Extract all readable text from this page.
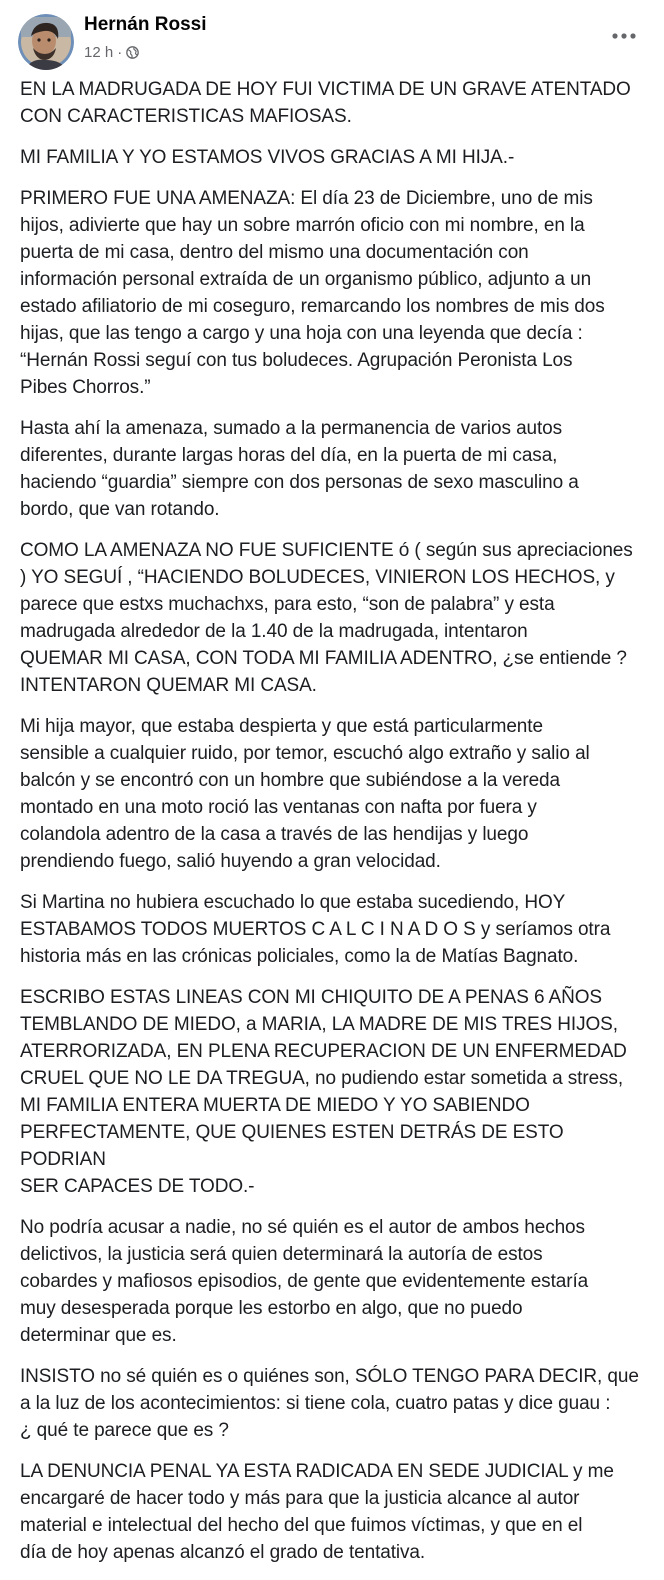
Hernán Rossi
12 h ·

EN LA MADRUGADA DE HOY FUI VICTIMA DE UN GRAVE ATENTADO
CON CARACTERISTICAS MAFIOSAS.

MI FAMILIA Y YO ESTAMOS VIVOS GRACIAS A MI HIJA.-

PRIMERO FUE UNA AMENAZA: El día 23 de Diciembre, uno de mis
hijos, adivierte que hay un sobre marrón oficio con mi nombre, en la
puerta de mi casa, dentro del mismo una documentación con
información personal extraída de un organismo público, adjunto a un
estado afiliatorio de mi coseguro, remarcando los nombres de mis dos
hijas, que las tengo a cargo y una hoja con una leyenda que decía :
“Hernán Rossi seguí con tus boludeces. Agrupación Peronista Los
Pibes Chorros.”

Hasta ahí la amenaza, sumado a la permanencia de varios autos
diferentes, durante largas horas del día, en la puerta de mi casa,
haciendo “guardia” siempre con dos personas de sexo masculino a
bordo, que van rotando.

COMO LA AMENAZA NO FUE SUFICIENTE ó ( según sus apreciaciones
) YO SEGUÍ , “HACIENDO BOLUDECES, VINIERON LOS HECHOS, y
parece que estxs muchachxs, para esto, “son de palabra” y esta
madrugada alrededor de la 1.40 de la madrugada, intentaron
QUEMAR MI CASA, CON TODA MI FAMILIA ADENTRO, ¿se entiende ?
INTENTARON QUEMAR MI CASA.

Mi hija mayor, que estaba despierta y que está particularmente
sensible a cualquier ruido, por temor, escuchó algo extraño y salio al
balcón y se encontró con un hombre que subiéndose a la vereda
montado en una moto roció las ventanas con nafta por fuera y
colandola adentro de la casa a través de las hendijas y luego
prendiendo fuego, salió huyendo a gran velocidad.

Si Martina no hubiera escuchado lo que estaba sucediendo, HOY
ESTABAMOS TODOS MUERTOS C A L C I N A D O S y seríamos otra
historia más en las crónicas policiales, como la de Matías Bagnato.

ESCRIBO ESTAS LINEAS CON MI CHIQUITO DE A PENAS 6 AÑOS
TEMBLANDO DE MIEDO, a MARIA, LA MADRE DE MIS TRES HIJOS,
ATERRORIZADA, EN PLENA RECUPERACION DE UN ENFERMEDAD
CRUEL QUE NO LE DA TREGUA, no pudiendo estar sometida a stress,
MI FAMILIA ENTERA MUERTA DE MIEDO Y YO SABIENDO
PERFECTAMENTE, QUE QUIENES ESTEN DETRÁS DE ESTO PODRIAN
SER CAPACES DE TODO.-

No podría acusar a nadie, no sé quién es el autor de ambos hechos
delictivos, la justicia será quien determinará la autoría de estos
cobardes y mafiosos episodios, de gente que evidentemente estaría
muy desesperada porque les estorbo en algo, que no puedo
determinar que es.

INSISTO no sé quién es o quiénes son, SÓLO TENGO PARA DECIR, que
a la luz de los acontecimientos: si tiene cola, cuatro patas y dice guau :
¿ qué te parece que es ?

LA DENUNCIA PENAL YA ESTA RADICADA EN SEDE JUDICIAL y me
encargaré de hacer todo y más para que la justicia alcance al autor
material e intelectual del hecho del que fuimos víctimas, y que en el
día de hoy apenas alcanzó el grado de tentativa.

== == ==

Task instructions> Looking at the entries above, say how many lines contain the word "Rossi". Only the number is wanted.

Task answer> 2